Search the entries below. Return every line that has "name" in it.

[Records from a collection of figures]
>> START

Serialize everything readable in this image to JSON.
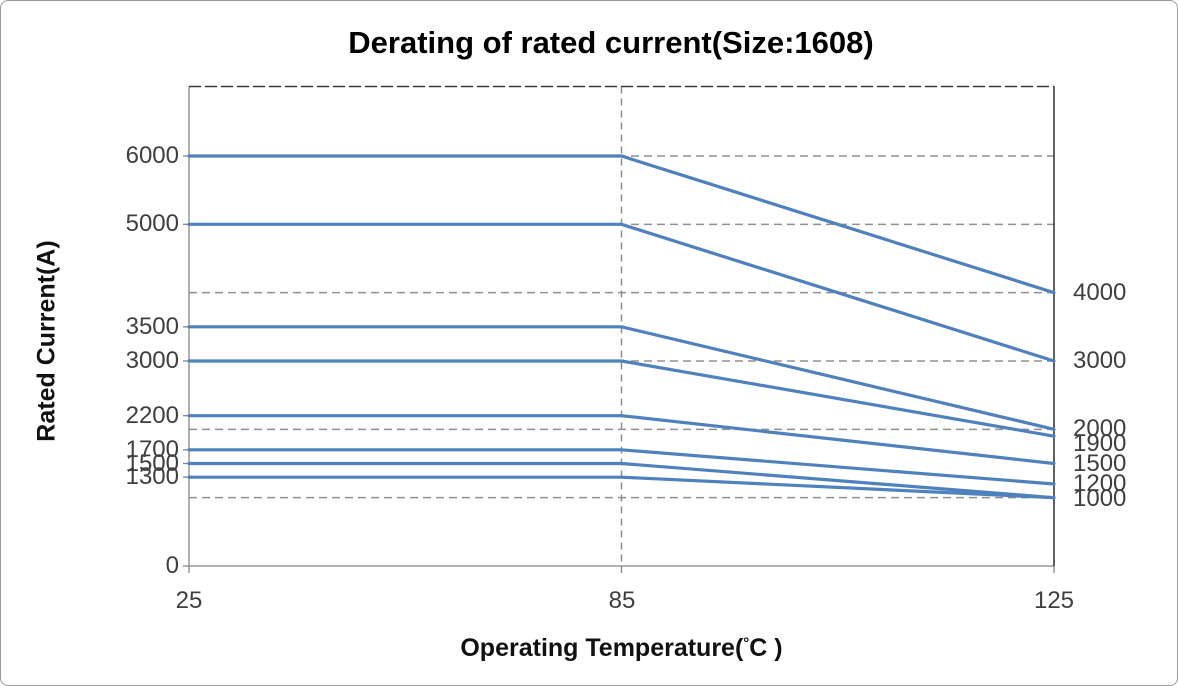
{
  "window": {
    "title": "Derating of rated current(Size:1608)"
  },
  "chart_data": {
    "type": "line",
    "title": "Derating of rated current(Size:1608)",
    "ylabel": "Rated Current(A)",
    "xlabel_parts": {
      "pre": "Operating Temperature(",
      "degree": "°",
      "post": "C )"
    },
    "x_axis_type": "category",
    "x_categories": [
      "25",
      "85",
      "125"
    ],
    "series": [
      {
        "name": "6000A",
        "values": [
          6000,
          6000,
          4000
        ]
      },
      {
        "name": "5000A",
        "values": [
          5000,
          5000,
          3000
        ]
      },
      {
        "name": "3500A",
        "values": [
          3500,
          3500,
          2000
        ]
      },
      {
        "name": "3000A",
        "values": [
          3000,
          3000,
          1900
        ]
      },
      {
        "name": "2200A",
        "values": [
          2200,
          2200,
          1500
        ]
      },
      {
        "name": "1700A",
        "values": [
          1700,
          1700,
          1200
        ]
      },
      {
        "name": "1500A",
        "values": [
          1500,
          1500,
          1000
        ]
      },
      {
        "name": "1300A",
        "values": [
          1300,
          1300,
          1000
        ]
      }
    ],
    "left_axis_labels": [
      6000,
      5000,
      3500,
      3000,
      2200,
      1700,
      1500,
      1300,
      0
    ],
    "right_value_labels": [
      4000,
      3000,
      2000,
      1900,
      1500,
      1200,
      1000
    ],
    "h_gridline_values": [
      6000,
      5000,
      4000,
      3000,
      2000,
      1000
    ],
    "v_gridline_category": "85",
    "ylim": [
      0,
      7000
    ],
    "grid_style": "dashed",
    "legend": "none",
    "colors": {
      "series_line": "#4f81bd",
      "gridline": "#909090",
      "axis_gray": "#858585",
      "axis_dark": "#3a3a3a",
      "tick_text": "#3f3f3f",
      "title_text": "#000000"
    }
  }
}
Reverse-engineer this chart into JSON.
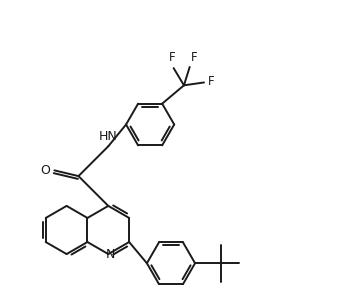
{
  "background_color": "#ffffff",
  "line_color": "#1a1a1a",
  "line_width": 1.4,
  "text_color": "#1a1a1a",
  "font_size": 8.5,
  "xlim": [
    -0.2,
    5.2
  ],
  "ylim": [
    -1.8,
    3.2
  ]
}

>> END

TASK SOLUTION:
        "name": "6000A",
        "name": "5000A",
        "name": "3500A",
        "name": "3000A",
        "name": "2200A",
        "name": "1700A",
        "name": "1500A",
        "name": "1300A",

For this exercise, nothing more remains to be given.